▸ Problem details
All the records that follow need to be reproduced exactly. Omit the images.

[Items listed in a dataset]
_ _ _ _ _ _ _

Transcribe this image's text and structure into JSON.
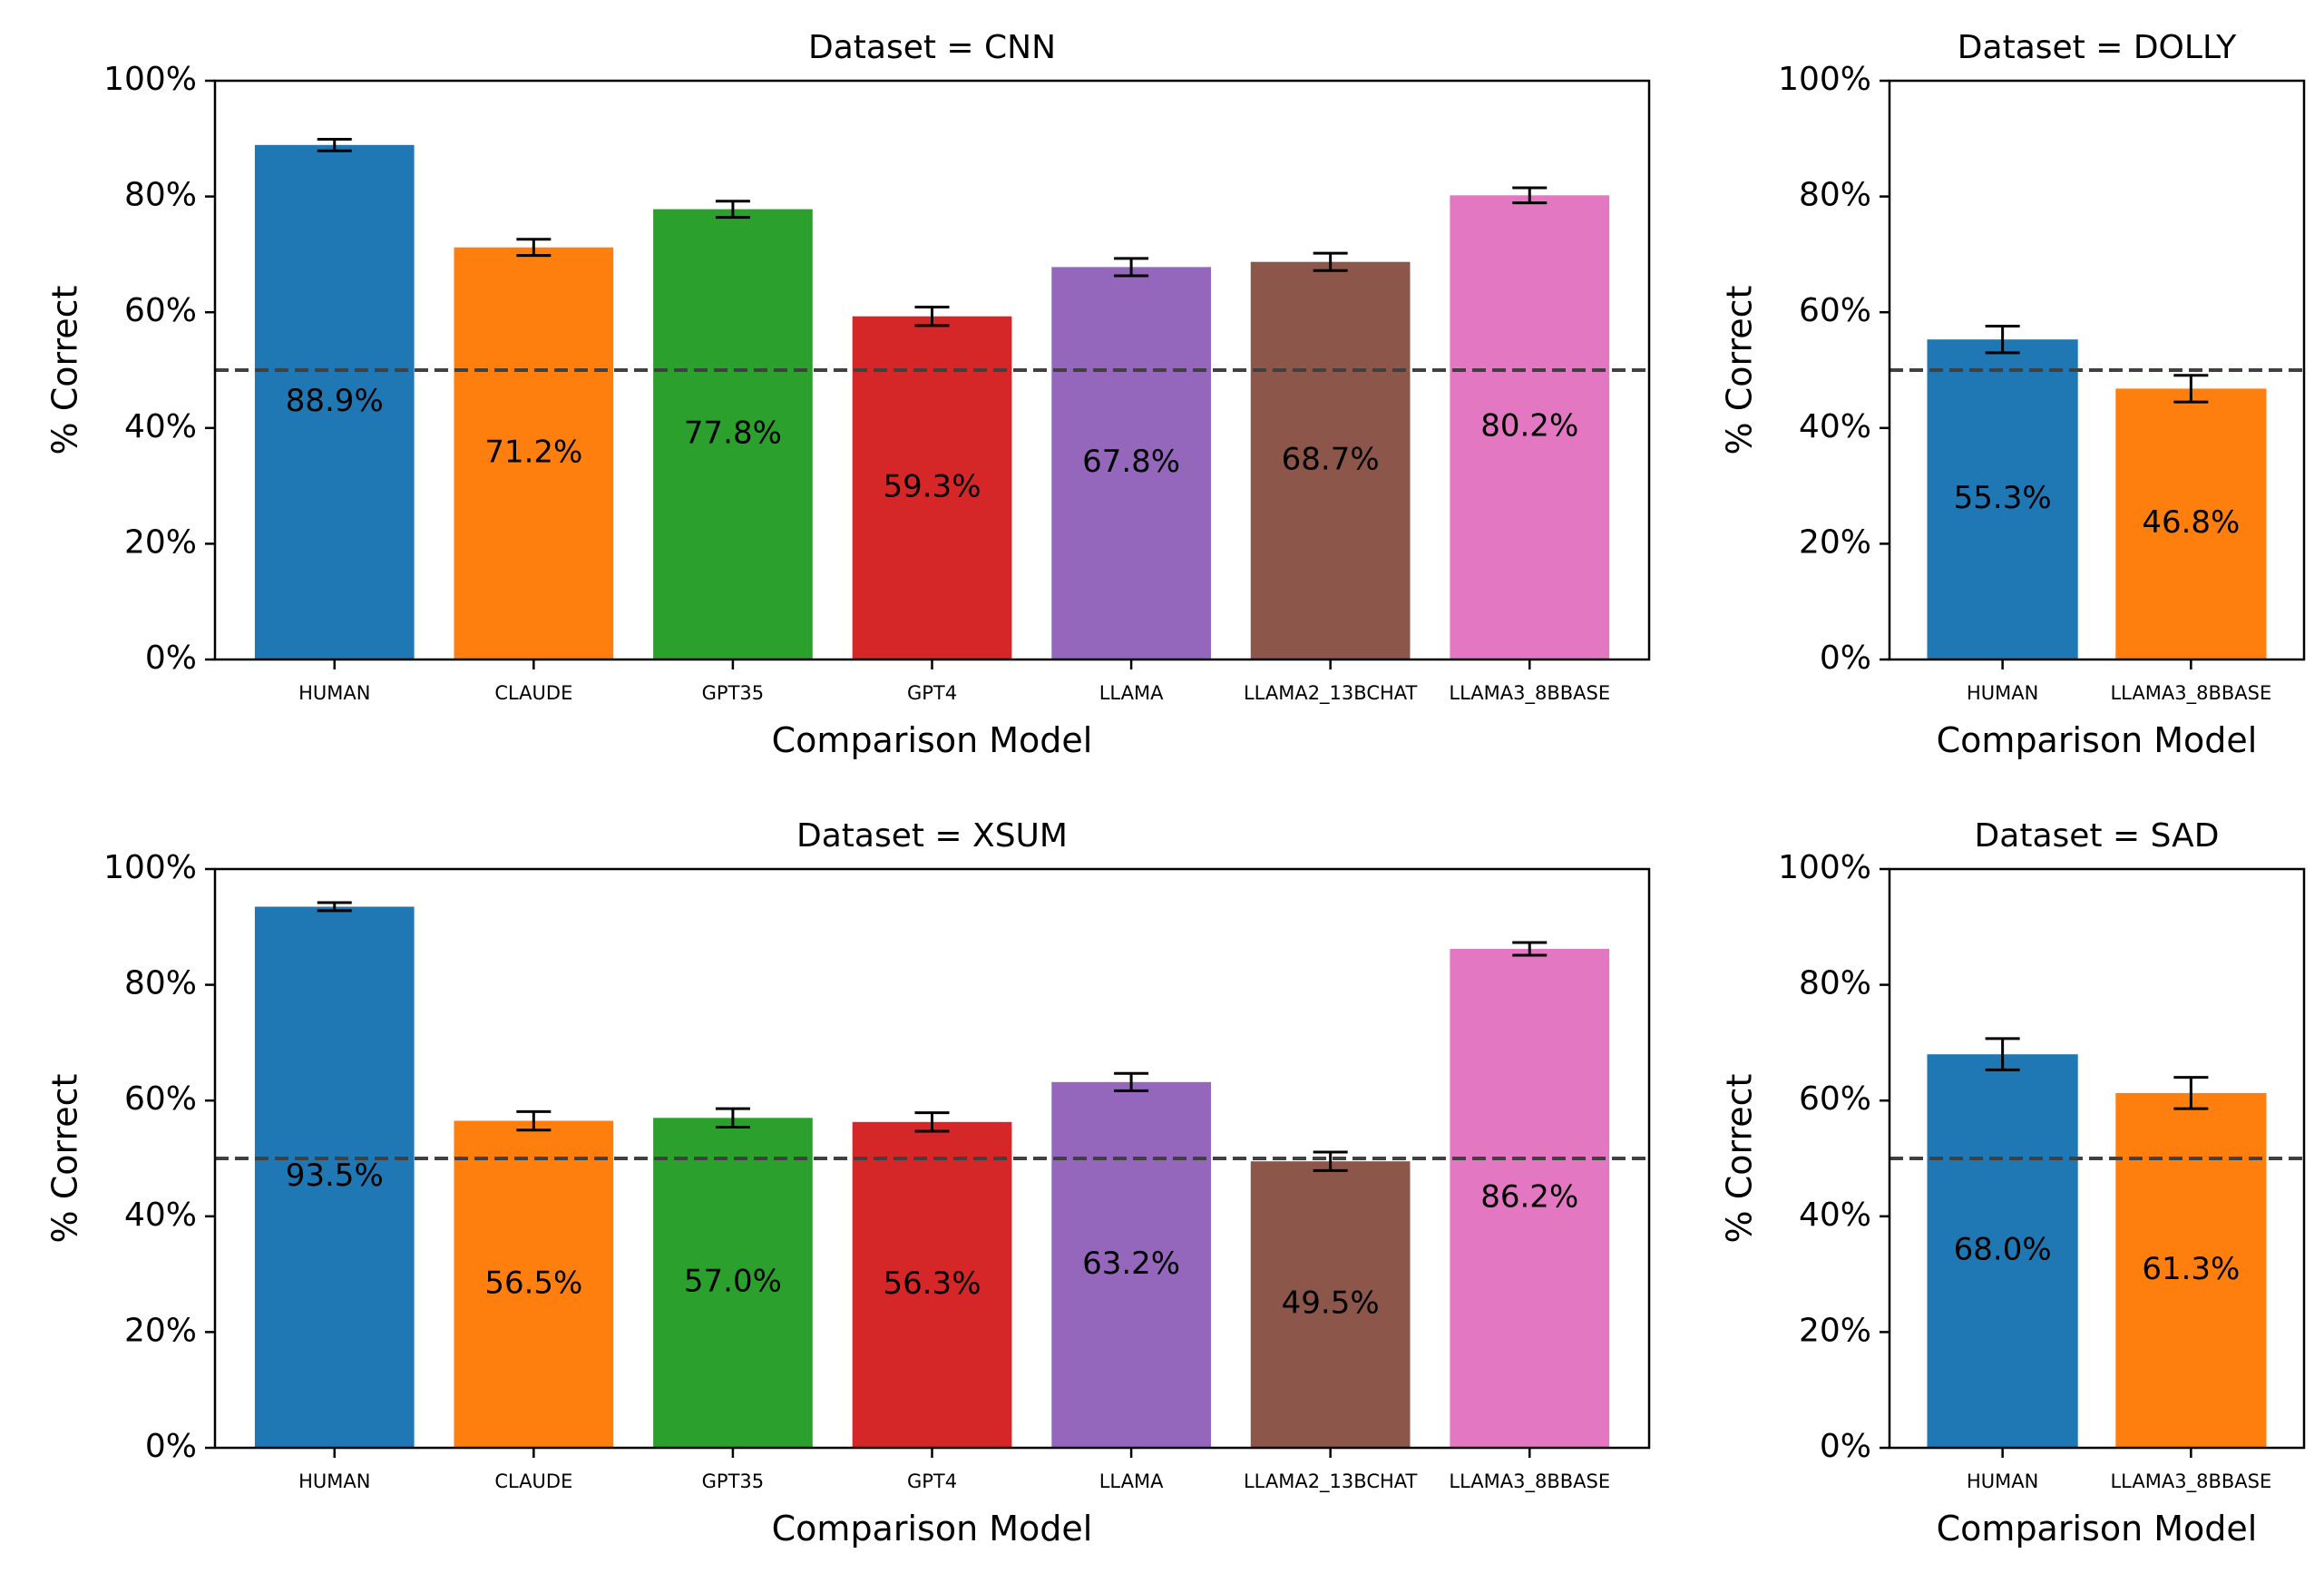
{
  "chart_data": [
    {
      "type": "bar",
      "title": "Dataset = CNN",
      "xlabel": "Comparison Model",
      "ylabel": "% Correct",
      "ylim": [
        0,
        100
      ],
      "yticks": [
        "0%",
        "20%",
        "40%",
        "60%",
        "80%",
        "100%"
      ],
      "reference_line": 50,
      "categories": [
        "HUMAN",
        "CLAUDE",
        "GPT35",
        "GPT4",
        "LLAMA",
        "LLAMA2_13BCHAT",
        "LLAMA3_8BBASE"
      ],
      "values": [
        88.9,
        71.2,
        77.8,
        59.3,
        67.8,
        68.7,
        80.2
      ],
      "errors": [
        1.0,
        1.4,
        1.4,
        1.6,
        1.5,
        1.5,
        1.3
      ],
      "labels": [
        "88.9%",
        "71.2%",
        "77.8%",
        "59.3%",
        "67.8%",
        "68.7%",
        "80.2%"
      ]
    },
    {
      "type": "bar",
      "title": "Dataset = DOLLY",
      "xlabel": "Comparison Model",
      "ylabel": "% Correct",
      "ylim": [
        0,
        100
      ],
      "yticks": [
        "0%",
        "20%",
        "40%",
        "60%",
        "80%",
        "100%"
      ],
      "reference_line": 50,
      "categories": [
        "HUMAN",
        "LLAMA3_8BBASE"
      ],
      "values": [
        55.3,
        46.8
      ],
      "errors": [
        2.3,
        2.3
      ],
      "labels": [
        "55.3%",
        "46.8%"
      ]
    },
    {
      "type": "bar",
      "title": "Dataset = XSUM",
      "xlabel": "Comparison Model",
      "ylabel": "% Correct",
      "ylim": [
        0,
        100
      ],
      "yticks": [
        "0%",
        "20%",
        "40%",
        "60%",
        "80%",
        "100%"
      ],
      "reference_line": 50,
      "categories": [
        "HUMAN",
        "CLAUDE",
        "GPT35",
        "GPT4",
        "LLAMA",
        "LLAMA2_13BCHAT",
        "LLAMA3_8BBASE"
      ],
      "values": [
        93.5,
        56.5,
        57.0,
        56.3,
        63.2,
        49.5,
        86.2
      ],
      "errors": [
        0.7,
        1.6,
        1.6,
        1.6,
        1.5,
        1.6,
        1.1
      ],
      "labels": [
        "93.5%",
        "56.5%",
        "57.0%",
        "56.3%",
        "63.2%",
        "49.5%",
        "86.2%"
      ]
    },
    {
      "type": "bar",
      "title": "Dataset = SAD",
      "xlabel": "Comparison Model",
      "ylabel": "% Correct",
      "ylim": [
        0,
        100
      ],
      "yticks": [
        "0%",
        "20%",
        "40%",
        "60%",
        "80%",
        "100%"
      ],
      "reference_line": 50,
      "categories": [
        "HUMAN",
        "LLAMA3_8BBASE"
      ],
      "values": [
        68.0,
        61.3
      ],
      "errors": [
        2.7,
        2.7
      ],
      "labels": [
        "68.0%",
        "61.3%"
      ]
    }
  ],
  "colors": [
    "#1f77b4",
    "#ff7f0e",
    "#2ca02c",
    "#d62728",
    "#9467bd",
    "#8c564b",
    "#e377c2"
  ]
}
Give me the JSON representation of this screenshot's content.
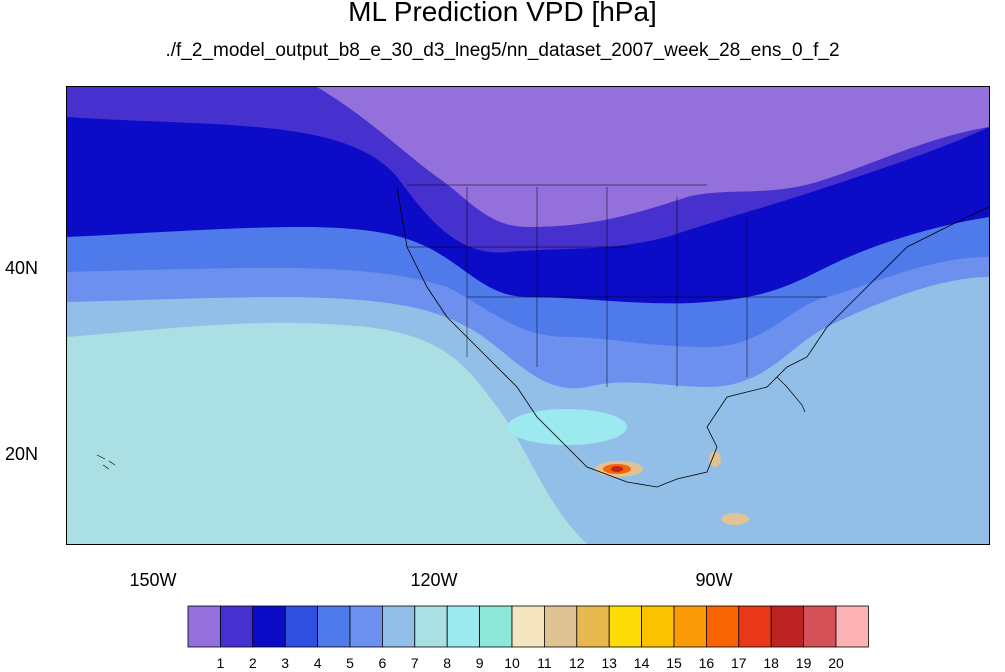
{
  "title": "ML Prediction VPD [hPa]",
  "subtitle": "./f_2_model_output_b8_e_30_d3_lneg5/nn_dataset_2007_week_28_ens_0_f_2",
  "map": {
    "projection": "cylindrical-equidistant",
    "lat_range": [
      11,
      60
    ],
    "lon_range": [
      -160,
      -61
    ],
    "lat_tick_labels": [
      "40N",
      "20N"
    ],
    "lon_tick_labels": [
      "150W",
      "120W",
      "90W"
    ],
    "features": [
      "coastlines",
      "US state boundaries",
      "Canada/Mexico borders",
      "Hawaii"
    ]
  },
  "colorbar": {
    "labels": [
      "1",
      "2",
      "3",
      "4",
      "5",
      "6",
      "7",
      "8",
      "9",
      "10",
      "11",
      "12",
      "13",
      "14",
      "15",
      "16",
      "17",
      "18",
      "19",
      "20"
    ],
    "colors": [
      "#9370db",
      "#4631cf",
      "#0c0cc8",
      "#2f4fe0",
      "#4f7bea",
      "#6d90ee",
      "#92bfe8",
      "#aadfe3",
      "#9ceaf0",
      "#8ee7d8",
      "#f5e6c1",
      "#e0c394",
      "#e8b94f",
      "#fbdc07",
      "#fbc200",
      "#fa9a06",
      "#f86404",
      "#e83719",
      "#bd2323",
      "#d55158",
      "#fdb3b5"
    ]
  }
}
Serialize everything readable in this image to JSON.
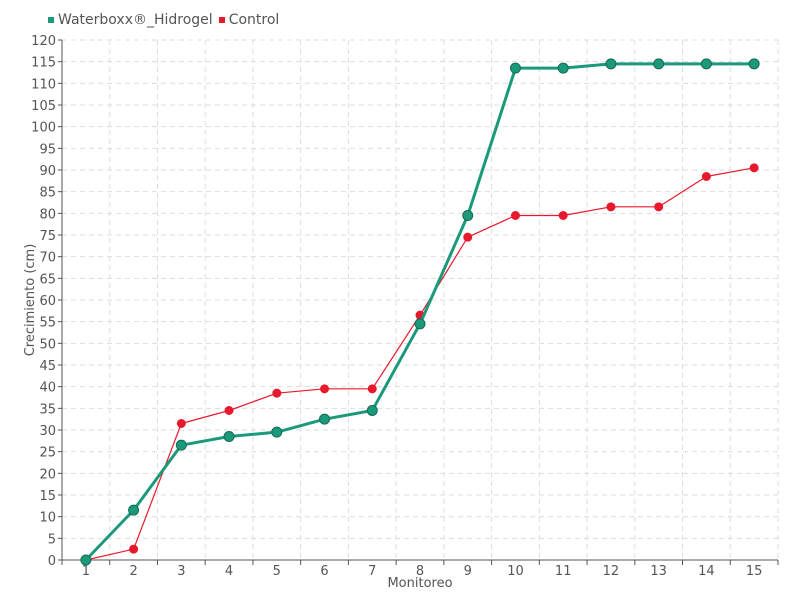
{
  "chart_data": {
    "type": "line",
    "title": "",
    "xlabel": "Monitoreo",
    "ylabel": "Crecimiento (cm)",
    "categories": [
      "1",
      "2",
      "3",
      "4",
      "5",
      "6",
      "7",
      "8",
      "9",
      "10",
      "11",
      "12",
      "13",
      "14",
      "15"
    ],
    "ylim": [
      0,
      120
    ],
    "ytick_step": 5,
    "grid": true,
    "legend_position": "top-left",
    "series": [
      {
        "name": "Waterboxx®_Hidrogel",
        "color": "#1a9a7a",
        "values": [
          0,
          11.5,
          26.5,
          28.5,
          29.5,
          32.5,
          34.5,
          54.5,
          79.5,
          113.5,
          113.5,
          114.5,
          114.5,
          114.5,
          114.5
        ]
      },
      {
        "name": "Control",
        "color": "#e8192c",
        "values": [
          0,
          2.5,
          31.5,
          34.5,
          38.5,
          39.5,
          39.5,
          56.5,
          74.5,
          79.5,
          79.5,
          81.5,
          81.5,
          88.5,
          90.5
        ]
      }
    ]
  }
}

_ _ _ _ _ _ _

▸ Answer to this exercise
Transcribe this image's text and structure into JSON.
{
  "chart_data": [
    {
      "type": "bar",
      "title": "Dataset = CNN",
      "xlabel": "Comparison Model",
      "ylabel": "% Correct",
      "ylim": [
        0,
        100
      ],
      "yticks": [
        "0%",
        "20%",
        "40%",
        "60%",
        "80%",
        "100%"
      ],
      "reference_line": 50,
      "categories": [
        "HUMAN",
        "CLAUDE",
        "GPT35",
        "GPT4",
        "LLAMA",
        "LLAMA2_13BCHAT",
        "LLAMA3_8BBASE"
      ],
      "values": [
        88.9,
        71.2,
        77.8,
        59.3,
        67.8,
        68.7,
        80.2
      ],
      "errors": [
        1.0,
        1.4,
        1.4,
        1.6,
        1.5,
        1.5,
        1.3
      ],
      "labels": [
        "88.9%",
        "71.2%",
        "77.8%",
        "59.3%",
        "67.8%",
        "68.7%",
        "80.2%"
      ]
    },
    {
      "type": "bar",
      "title": "Dataset = DOLLY",
      "xlabel": "Comparison Model",
      "ylabel": "% Correct",
      "ylim": [
        0,
        100
      ],
      "yticks": [
        "0%",
        "20%",
        "40%",
        "60%",
        "80%",
        "100%"
      ],
      "reference_line": 50,
      "categories": [
        "HUMAN",
        "LLAMA3_8BBASE"
      ],
      "values": [
        55.3,
        46.8
      ],
      "errors": [
        2.3,
        2.3
      ],
      "labels": [
        "55.3%",
        "46.8%"
      ]
    },
    {
      "type": "bar",
      "title": "Dataset = XSUM",
      "xlabel": "Comparison Model",
      "ylabel": "% Correct",
      "ylim": [
        0,
        100
      ],
      "yticks": [
        "0%",
        "20%",
        "40%",
        "60%",
        "80%",
        "100%"
      ],
      "reference_line": 50,
      "categories": [
        "HUMAN",
        "CLAUDE",
        "GPT35",
        "GPT4",
        "LLAMA",
        "LLAMA2_13BCHAT",
        "LLAMA3_8BBASE"
      ],
      "values": [
        93.5,
        56.5,
        57.0,
        56.3,
        63.2,
        49.5,
        86.2
      ],
      "errors": [
        0.7,
        1.6,
        1.6,
        1.6,
        1.5,
        1.6,
        1.1
      ],
      "labels": [
        "93.5%",
        "56.5%",
        "57.0%",
        "56.3%",
        "63.2%",
        "49.5%",
        "86.2%"
      ]
    },
    {
      "type": "bar",
      "title": "Dataset = SAD",
      "xlabel": "Comparison Model",
      "ylabel": "% Correct",
      "ylim": [
        0,
        100
      ],
      "yticks": [
        "0%",
        "20%",
        "40%",
        "60%",
        "80%",
        "100%"
      ],
      "reference_line": 50,
      "categories": [
        "HUMAN",
        "LLAMA3_8BBASE"
      ],
      "values": [
        68.0,
        61.3
      ],
      "errors": [
        2.7,
        2.7
      ],
      "labels": [
        "68.0%",
        "61.3%"
      ]
    }
  ],
  "colors": [
    "#1f77b4",
    "#ff7f0e",
    "#2ca02c",
    "#d62728",
    "#9467bd",
    "#8c564b",
    "#e377c2"
  ]
}
Give me the JSON representation of this screenshot's content.
{
  "title": "ML Prediction VPD [hPa]",
  "subtitle": "./f_2_model_output_b8_e_30_d3_lneg5/nn_dataset_2007_week_28_ens_0_f_2",
  "map": {
    "projection": "cylindrical-equidistant",
    "lat_range": [
      11,
      60
    ],
    "lon_range": [
      -160,
      -61
    ],
    "lat_tick_labels": [
      "40N",
      "20N"
    ],
    "lon_tick_labels": [
      "150W",
      "120W",
      "90W"
    ],
    "features": [
      "coastlines",
      "US state boundaries",
      "Canada/Mexico borders",
      "Hawaii"
    ]
  },
  "colorbar": {
    "labels": [
      "1",
      "2",
      "3",
      "4",
      "5",
      "6",
      "7",
      "8",
      "9",
      "10",
      "11",
      "12",
      "13",
      "14",
      "15",
      "16",
      "17",
      "18",
      "19",
      "20"
    ],
    "colors": [
      "#9370db",
      "#4631cf",
      "#0c0cc8",
      "#2f4fe0",
      "#4f7bea",
      "#6d90ee",
      "#92bfe8",
      "#aadfe3",
      "#9ceaf0",
      "#8ee7d8",
      "#f5e6c1",
      "#e0c394",
      "#e8b94f",
      "#fbdc07",
      "#fbc200",
      "#fa9a06",
      "#f86404",
      "#e83719",
      "#bd2323",
      "#d55158",
      "#fdb3b5"
    ]
  }
}
Serialize everything readable in this image to JSON.
{
  "chart_data": {
    "type": "line",
    "title": "",
    "xlabel": "Monitoreo",
    "ylabel": "Crecimiento (cm)",
    "categories": [
      "1",
      "2",
      "3",
      "4",
      "5",
      "6",
      "7",
      "8",
      "9",
      "10",
      "11",
      "12",
      "13",
      "14",
      "15"
    ],
    "ylim": [
      0,
      120
    ],
    "ytick_step": 5,
    "grid": true,
    "legend_position": "top-left",
    "series": [
      {
        "name": "Waterboxx®_Hidrogel",
        "color": "#1a9a7a",
        "values": [
          0,
          11.5,
          26.5,
          28.5,
          29.5,
          32.5,
          34.5,
          54.5,
          79.5,
          113.5,
          113.5,
          114.5,
          114.5,
          114.5,
          114.5
        ]
      },
      {
        "name": "Control",
        "color": "#e8192c",
        "values": [
          0,
          2.5,
          31.5,
          34.5,
          38.5,
          39.5,
          39.5,
          56.5,
          74.5,
          79.5,
          79.5,
          81.5,
          81.5,
          88.5,
          90.5
        ]
      }
    ]
  }
}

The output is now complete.